Reproduce every record below exactly as it appears.

[Records about charts and figures]
━━━

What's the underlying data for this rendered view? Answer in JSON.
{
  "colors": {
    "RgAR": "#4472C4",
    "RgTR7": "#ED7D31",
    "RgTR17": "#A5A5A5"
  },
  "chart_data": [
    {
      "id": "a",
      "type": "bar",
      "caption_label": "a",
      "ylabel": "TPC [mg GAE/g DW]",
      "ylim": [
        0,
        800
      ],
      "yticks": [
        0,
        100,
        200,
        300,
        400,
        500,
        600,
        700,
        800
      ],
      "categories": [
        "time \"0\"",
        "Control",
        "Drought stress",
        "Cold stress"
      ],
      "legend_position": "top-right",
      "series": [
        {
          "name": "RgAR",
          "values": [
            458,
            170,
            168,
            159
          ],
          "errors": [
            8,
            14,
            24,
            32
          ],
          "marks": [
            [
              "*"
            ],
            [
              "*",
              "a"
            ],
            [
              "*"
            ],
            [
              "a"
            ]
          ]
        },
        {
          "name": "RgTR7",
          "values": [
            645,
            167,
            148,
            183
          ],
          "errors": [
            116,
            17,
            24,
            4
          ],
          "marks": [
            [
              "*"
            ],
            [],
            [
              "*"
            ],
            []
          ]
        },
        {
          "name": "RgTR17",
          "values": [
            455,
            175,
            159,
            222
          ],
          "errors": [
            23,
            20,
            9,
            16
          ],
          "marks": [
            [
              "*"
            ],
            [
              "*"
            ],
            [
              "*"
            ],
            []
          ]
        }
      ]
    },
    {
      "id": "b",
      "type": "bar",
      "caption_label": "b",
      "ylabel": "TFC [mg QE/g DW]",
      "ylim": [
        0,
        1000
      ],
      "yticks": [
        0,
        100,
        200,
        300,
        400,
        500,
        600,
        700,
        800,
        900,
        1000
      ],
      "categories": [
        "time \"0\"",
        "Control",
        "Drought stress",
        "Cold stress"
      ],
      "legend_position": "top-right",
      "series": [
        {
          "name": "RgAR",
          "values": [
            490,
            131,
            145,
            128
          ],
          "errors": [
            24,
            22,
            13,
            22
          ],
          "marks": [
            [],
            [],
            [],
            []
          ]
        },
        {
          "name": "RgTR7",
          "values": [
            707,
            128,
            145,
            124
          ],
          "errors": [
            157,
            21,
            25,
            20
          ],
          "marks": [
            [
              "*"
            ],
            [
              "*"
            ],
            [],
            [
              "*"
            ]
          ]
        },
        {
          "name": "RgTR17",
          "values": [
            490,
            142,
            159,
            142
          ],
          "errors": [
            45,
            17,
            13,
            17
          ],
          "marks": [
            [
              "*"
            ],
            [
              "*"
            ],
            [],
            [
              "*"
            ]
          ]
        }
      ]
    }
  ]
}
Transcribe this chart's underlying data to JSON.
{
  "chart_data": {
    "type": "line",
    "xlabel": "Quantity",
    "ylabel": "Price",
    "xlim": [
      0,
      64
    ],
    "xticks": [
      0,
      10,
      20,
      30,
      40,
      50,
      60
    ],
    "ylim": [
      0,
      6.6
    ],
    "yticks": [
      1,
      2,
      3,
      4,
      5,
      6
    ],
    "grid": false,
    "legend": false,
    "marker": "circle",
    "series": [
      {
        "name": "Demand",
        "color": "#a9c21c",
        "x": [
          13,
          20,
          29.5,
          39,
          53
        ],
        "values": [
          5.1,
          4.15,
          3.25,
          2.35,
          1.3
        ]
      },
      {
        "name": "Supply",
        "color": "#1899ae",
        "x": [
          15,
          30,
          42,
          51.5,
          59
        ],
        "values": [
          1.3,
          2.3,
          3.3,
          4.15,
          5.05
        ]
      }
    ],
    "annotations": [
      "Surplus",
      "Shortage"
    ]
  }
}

━━━

**FULL OUTPUT:**
What's the underlying data for this rendered view? Answer in JSON.
{
  "colors": {
    "RgAR": "#4472C4",
    "RgTR7": "#ED7D31",
    "RgTR17": "#A5A5A5"
  },
  "chart_data": [
    {
      "id": "a",
      "type": "bar",
      "caption_label": "a",
      "ylabel": "TPC [mg GAE/g DW]",
      "ylim": [
        0,
        800
      ],
      "yticks": [
        0,
        100,
        200,
        300,
        400,
        500,
        600,
        700,
        800
      ],
      "categories": [
        "time \"0\"",
        "Control",
        "Drought stress",
        "Cold stress"
      ],
      "legend_position": "top-right",
      "series": [
        {
          "name": "RgAR",
          "values": [
            458,
            170,
            168,
            159
          ],
          "errors": [
            8,
            14,
            24,
            32
          ],
          "marks": [
            [
              "*"
            ],
            [
              "*",
              "a"
            ],
            [
              "*"
            ],
            [
              "a"
            ]
          ]
        },
        {
          "name": "RgTR7",
          "values": [
            645,
            167,
            148,
            183
          ],
          "errors": [
            116,
            17,
            24,
            4
          ],
          "marks": [
            [
              "*"
            ],
            [],
            [
              "*"
            ],
            []
          ]
        },
        {
          "name": "RgTR17",
          "values": [
            455,
            175,
            159,
            222
          ],
          "errors": [
            23,
            20,
            9,
            16
          ],
          "marks": [
            [
              "*"
            ],
            [
              "*"
            ],
            [
              "*"
            ],
            []
          ]
        }
      ]
    },
    {
      "id": "b",
      "type": "bar",
      "caption_label": "b",
      "ylabel": "TFC [mg QE/g DW]",
      "ylim": [
        0,
        1000
      ],
      "yticks": [
        0,
        100,
        200,
        300,
        400,
        500,
        600,
        700,
        800,
        900,
        1000
      ],
      "categories": [
        "time \"0\"",
        "Control",
        "Drought stress",
        "Cold stress"
      ],
      "legend_position": "top-right",
      "series": [
        {
          "name": "RgAR",
          "values": [
            490,
            131,
            145,
            128
          ],
          "errors": [
            24,
            22,
            13,
            22
          ],
          "marks": [
            [],
            [],
            [],
            []
          ]
        },
        {
          "name": "RgTR7",
          "values": [
            707,
            128,
            145,
            124
          ],
          "errors": [
            157,
            21,
            25,
            20
          ],
          "marks": [
            [
              "*"
            ],
            [
              "*"
            ],
            [],
            [
              "*"
            ]
          ]
        },
        {
          "name": "RgTR17",
          "values": [
            490,
            142,
            159,
            142
          ],
          "errors": [
            45,
            17,
            13,
            17
          ],
          "marks": [
            [
              "*"
            ],
            [
              "*"
            ],
            [],
            [
              "*"
            ]
          ]
        }
      ]
    }
  ]
}
Transcribe this chart's underlying data to JSON.
{
  "chart_data": {
    "type": "line",
    "xlabel": "Quantity",
    "ylabel": "Price",
    "xlim": [
      0,
      64
    ],
    "xticks": [
      0,
      10,
      20,
      30,
      40,
      50,
      60
    ],
    "ylim": [
      0,
      6.6
    ],
    "yticks": [
      1,
      2,
      3,
      4,
      5,
      6
    ],
    "grid": false,
    "legend": false,
    "marker": "circle",
    "series": [
      {
        "name": "Demand",
        "color": "#a9c21c",
        "x": [
          13,
          20,
          29.5,
          39,
          53
        ],
        "values": [
          5.1,
          4.15,
          3.25,
          2.35,
          1.3
        ]
      },
      {
        "name": "Supply",
        "color": "#1899ae",
        "x": [
          15,
          30,
          42,
          51.5,
          59
        ],
        "values": [
          1.3,
          2.3,
          3.3,
          4.15,
          5.05
        ]
      }
    ],
    "annotations": [
      "Surplus",
      "Shortage"
    ]
  }
}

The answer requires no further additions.